[Challenge] Pull out each row below that contains the string "exposed" and copy those rows in full. The match is case-sensitive.

-------------------------

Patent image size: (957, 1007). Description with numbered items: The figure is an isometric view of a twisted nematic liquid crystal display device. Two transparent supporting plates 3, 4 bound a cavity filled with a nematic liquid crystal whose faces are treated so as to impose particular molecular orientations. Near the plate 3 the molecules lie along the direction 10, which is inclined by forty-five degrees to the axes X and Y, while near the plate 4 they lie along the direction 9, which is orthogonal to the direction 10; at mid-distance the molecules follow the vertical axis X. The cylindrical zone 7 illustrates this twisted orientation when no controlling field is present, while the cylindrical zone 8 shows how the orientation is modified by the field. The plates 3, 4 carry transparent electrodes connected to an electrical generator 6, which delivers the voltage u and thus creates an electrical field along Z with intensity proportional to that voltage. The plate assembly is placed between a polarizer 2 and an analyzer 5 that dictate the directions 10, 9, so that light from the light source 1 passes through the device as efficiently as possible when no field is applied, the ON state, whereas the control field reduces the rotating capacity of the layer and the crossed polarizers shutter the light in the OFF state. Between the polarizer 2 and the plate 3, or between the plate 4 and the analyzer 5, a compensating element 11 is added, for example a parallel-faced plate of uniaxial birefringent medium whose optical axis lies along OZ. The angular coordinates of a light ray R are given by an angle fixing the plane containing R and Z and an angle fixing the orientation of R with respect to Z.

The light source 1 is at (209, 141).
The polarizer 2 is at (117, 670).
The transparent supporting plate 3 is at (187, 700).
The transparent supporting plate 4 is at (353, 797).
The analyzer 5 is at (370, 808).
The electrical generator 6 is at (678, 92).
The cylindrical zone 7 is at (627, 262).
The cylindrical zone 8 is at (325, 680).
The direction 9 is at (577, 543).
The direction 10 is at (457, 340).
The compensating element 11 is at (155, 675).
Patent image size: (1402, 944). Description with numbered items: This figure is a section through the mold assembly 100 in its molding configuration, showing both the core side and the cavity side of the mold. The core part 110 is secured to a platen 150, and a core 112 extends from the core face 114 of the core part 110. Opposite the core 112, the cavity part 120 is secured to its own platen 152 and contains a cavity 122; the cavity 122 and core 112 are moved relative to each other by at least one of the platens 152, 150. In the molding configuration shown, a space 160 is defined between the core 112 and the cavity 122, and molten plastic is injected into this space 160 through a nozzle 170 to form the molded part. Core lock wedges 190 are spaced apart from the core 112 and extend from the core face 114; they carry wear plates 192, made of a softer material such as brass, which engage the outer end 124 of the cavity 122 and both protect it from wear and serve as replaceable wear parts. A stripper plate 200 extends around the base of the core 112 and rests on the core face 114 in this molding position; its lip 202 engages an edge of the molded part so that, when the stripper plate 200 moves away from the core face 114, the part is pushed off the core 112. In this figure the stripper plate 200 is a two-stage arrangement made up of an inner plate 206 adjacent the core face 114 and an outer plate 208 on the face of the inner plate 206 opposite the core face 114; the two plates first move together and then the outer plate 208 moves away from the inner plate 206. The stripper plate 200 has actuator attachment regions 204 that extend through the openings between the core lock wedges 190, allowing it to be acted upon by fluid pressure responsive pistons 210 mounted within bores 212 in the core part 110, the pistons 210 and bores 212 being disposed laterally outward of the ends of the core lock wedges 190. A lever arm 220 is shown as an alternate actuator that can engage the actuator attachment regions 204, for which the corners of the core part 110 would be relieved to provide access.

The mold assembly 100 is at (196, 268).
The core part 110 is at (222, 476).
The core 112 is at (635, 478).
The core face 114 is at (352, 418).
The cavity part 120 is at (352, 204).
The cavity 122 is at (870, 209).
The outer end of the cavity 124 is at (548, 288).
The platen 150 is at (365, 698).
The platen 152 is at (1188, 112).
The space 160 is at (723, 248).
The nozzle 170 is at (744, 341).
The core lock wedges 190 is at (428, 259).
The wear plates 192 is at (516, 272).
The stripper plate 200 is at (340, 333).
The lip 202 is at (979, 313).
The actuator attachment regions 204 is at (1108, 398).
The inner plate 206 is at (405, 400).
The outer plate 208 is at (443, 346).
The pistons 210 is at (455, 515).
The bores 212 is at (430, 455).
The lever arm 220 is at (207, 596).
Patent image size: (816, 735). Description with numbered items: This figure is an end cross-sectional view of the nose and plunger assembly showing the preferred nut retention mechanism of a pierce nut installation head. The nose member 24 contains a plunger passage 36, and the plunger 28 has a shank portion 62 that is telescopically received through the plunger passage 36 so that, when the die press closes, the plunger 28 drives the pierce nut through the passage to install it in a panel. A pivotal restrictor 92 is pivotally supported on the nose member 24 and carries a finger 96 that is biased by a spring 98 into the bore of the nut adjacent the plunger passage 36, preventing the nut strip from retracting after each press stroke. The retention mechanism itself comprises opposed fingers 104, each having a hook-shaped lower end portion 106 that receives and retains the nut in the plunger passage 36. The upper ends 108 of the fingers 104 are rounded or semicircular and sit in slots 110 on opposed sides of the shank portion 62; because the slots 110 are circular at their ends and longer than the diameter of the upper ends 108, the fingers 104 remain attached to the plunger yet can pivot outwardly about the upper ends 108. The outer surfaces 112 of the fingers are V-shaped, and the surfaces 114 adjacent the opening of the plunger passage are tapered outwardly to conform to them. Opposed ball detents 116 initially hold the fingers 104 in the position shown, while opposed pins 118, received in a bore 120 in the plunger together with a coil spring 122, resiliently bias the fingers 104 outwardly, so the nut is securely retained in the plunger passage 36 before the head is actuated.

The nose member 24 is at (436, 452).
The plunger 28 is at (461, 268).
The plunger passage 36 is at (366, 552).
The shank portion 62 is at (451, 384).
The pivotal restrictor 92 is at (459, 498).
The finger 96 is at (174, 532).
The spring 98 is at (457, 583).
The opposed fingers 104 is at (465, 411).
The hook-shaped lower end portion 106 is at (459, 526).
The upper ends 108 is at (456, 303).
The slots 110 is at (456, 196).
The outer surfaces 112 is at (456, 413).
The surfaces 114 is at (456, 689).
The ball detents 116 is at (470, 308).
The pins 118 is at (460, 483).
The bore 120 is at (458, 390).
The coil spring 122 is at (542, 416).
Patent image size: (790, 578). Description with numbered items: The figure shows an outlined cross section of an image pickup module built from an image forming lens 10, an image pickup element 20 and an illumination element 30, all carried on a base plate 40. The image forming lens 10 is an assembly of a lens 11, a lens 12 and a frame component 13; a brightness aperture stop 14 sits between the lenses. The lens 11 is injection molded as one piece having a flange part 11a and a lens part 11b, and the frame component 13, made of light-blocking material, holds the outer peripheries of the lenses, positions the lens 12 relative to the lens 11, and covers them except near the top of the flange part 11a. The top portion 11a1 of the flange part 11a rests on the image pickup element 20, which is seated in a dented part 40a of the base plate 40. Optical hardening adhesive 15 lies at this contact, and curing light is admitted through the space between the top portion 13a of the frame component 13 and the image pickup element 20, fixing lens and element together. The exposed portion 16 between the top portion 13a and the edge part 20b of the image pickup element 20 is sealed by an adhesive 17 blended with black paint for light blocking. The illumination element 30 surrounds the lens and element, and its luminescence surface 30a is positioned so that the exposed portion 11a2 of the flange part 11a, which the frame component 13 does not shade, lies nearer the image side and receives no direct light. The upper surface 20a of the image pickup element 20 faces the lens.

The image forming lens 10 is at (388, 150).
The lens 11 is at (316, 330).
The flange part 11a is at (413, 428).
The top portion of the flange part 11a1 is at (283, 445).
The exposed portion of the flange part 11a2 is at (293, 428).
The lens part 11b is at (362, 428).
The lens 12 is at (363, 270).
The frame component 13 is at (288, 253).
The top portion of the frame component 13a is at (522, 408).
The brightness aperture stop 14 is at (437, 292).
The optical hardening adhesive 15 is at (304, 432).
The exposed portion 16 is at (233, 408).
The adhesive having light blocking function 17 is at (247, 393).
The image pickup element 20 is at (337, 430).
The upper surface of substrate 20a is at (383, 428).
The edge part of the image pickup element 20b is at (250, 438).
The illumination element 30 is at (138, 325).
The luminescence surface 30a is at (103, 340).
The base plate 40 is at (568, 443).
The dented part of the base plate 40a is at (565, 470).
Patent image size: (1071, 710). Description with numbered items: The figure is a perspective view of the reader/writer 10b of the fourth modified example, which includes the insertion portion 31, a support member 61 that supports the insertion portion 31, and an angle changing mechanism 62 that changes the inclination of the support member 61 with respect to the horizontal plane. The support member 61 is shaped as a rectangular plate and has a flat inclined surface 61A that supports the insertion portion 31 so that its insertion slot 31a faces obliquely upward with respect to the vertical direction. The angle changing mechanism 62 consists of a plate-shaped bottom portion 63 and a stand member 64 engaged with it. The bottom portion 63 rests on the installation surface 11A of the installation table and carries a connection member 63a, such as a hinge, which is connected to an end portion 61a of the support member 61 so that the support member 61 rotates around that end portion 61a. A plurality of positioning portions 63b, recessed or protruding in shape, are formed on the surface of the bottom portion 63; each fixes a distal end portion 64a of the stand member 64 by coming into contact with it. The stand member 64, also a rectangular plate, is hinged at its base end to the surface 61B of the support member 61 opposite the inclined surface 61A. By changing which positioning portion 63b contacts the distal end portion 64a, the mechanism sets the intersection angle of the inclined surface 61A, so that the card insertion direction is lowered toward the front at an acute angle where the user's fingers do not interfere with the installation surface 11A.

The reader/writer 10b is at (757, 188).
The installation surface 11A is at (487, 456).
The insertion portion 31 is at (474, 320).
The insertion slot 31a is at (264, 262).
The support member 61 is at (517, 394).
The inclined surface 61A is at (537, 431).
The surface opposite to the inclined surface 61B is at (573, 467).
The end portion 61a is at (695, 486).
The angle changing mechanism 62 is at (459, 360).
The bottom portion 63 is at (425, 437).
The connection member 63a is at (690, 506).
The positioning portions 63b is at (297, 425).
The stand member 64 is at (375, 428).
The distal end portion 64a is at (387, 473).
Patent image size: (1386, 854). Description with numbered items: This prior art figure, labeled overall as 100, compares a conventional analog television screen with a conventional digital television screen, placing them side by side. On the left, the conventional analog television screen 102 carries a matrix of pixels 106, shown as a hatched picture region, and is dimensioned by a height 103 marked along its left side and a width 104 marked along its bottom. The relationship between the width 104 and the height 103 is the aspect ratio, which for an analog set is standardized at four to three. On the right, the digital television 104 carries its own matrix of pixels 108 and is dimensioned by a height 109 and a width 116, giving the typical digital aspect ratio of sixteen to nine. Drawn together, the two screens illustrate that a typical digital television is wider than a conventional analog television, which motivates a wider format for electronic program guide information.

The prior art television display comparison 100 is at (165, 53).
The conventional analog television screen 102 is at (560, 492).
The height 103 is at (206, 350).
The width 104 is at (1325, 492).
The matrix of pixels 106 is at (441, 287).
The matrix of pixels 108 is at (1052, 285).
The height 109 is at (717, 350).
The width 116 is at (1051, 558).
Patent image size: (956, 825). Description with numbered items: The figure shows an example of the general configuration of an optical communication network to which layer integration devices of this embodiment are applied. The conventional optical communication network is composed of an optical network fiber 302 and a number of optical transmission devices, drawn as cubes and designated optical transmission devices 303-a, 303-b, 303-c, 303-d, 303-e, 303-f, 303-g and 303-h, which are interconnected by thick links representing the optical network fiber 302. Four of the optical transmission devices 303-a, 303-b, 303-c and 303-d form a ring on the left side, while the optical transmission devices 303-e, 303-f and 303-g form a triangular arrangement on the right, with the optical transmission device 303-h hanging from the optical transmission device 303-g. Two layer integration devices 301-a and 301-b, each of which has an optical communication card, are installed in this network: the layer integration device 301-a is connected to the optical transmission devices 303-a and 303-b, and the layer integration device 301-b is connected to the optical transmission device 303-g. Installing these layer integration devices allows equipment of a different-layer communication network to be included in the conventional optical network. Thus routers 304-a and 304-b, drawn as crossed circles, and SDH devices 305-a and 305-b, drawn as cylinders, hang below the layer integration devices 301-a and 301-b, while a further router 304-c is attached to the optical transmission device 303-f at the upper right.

-------------------------

[Full answer]
Patent image size: (790, 578). Description with numbered items: The figure shows an outlined cross section of an image pickup module built from an image forming lens 10, an image pickup element 20 and an illumination element 30, all carried on a base plate 40. The image forming lens 10 is an assembly of a lens 11, a lens 12 and a frame component 13; a brightness aperture stop 14 sits between the lenses. The lens 11 is injection molded as one piece having a flange part 11a and a lens part 11b, and the frame component 13, made of light-blocking material, holds the outer peripheries of the lenses, positions the lens 12 relative to the lens 11, and covers them except near the top of the flange part 11a. The top portion 11a1 of the flange part 11a rests on the image pickup element 20, which is seated in a dented part 40a of the base plate 40. Optical hardening adhesive 15 lies at this contact, and curing light is admitted through the space between the top portion 13a of the frame component 13 and the image pickup element 20, fixing lens and element together. The exposed portion 16 between the top portion 13a and the edge part 20b of the image pickup element 20 is sealed by an adhesive 17 blended with black paint for light blocking. The illumination element 30 surrounds the lens and element, and its luminescence surface 30a is positioned so that the exposed portion 11a2 of the flange part 11a, which the frame component 13 does not shade, lies nearer the image side and receives no direct light. The upper surface 20a of the image pickup element 20 faces the lens.
The exposed portion of the flange part 11a2 is at (293, 428).
The exposed portion 16 is at (233, 408).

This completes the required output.